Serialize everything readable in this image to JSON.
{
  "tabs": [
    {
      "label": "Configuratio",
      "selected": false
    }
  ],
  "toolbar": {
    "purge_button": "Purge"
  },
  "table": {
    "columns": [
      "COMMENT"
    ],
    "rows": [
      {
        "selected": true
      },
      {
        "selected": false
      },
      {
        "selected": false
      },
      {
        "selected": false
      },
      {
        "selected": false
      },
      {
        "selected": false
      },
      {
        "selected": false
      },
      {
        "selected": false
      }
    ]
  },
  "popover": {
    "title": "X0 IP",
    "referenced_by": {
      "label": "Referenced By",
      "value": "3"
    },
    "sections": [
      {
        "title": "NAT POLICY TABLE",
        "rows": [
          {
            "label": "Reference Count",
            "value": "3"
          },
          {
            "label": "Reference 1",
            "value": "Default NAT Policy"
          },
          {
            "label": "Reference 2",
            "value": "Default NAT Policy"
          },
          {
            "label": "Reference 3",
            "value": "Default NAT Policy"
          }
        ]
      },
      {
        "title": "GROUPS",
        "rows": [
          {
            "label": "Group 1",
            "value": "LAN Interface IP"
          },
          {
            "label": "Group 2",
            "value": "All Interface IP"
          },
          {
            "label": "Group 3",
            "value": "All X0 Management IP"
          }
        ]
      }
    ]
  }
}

...

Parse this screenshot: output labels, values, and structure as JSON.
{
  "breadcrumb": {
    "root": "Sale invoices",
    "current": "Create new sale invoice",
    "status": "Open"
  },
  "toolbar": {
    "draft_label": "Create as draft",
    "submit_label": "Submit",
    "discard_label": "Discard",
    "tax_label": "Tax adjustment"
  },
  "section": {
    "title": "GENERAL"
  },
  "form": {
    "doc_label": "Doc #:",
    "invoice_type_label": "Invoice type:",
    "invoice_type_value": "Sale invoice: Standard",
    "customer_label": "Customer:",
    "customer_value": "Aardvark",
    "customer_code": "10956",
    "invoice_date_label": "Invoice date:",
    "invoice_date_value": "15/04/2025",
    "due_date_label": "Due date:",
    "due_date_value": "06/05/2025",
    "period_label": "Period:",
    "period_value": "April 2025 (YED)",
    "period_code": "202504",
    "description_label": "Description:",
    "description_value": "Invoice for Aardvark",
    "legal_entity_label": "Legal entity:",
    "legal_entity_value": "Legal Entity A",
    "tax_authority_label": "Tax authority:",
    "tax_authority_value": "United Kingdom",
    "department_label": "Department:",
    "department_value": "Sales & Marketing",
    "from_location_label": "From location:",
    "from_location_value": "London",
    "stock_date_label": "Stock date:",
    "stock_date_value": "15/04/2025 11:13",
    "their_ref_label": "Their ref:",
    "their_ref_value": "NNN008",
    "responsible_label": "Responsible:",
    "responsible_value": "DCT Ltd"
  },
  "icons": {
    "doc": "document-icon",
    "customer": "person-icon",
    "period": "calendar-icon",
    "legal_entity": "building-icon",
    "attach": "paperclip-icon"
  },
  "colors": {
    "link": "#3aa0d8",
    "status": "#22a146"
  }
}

**Required task**
Find the lines above holding the word "Aardvark" and show them.

**Completed task**
    "customer_value": "Aardvark",
    "description_value": "Invoice for Aardvark",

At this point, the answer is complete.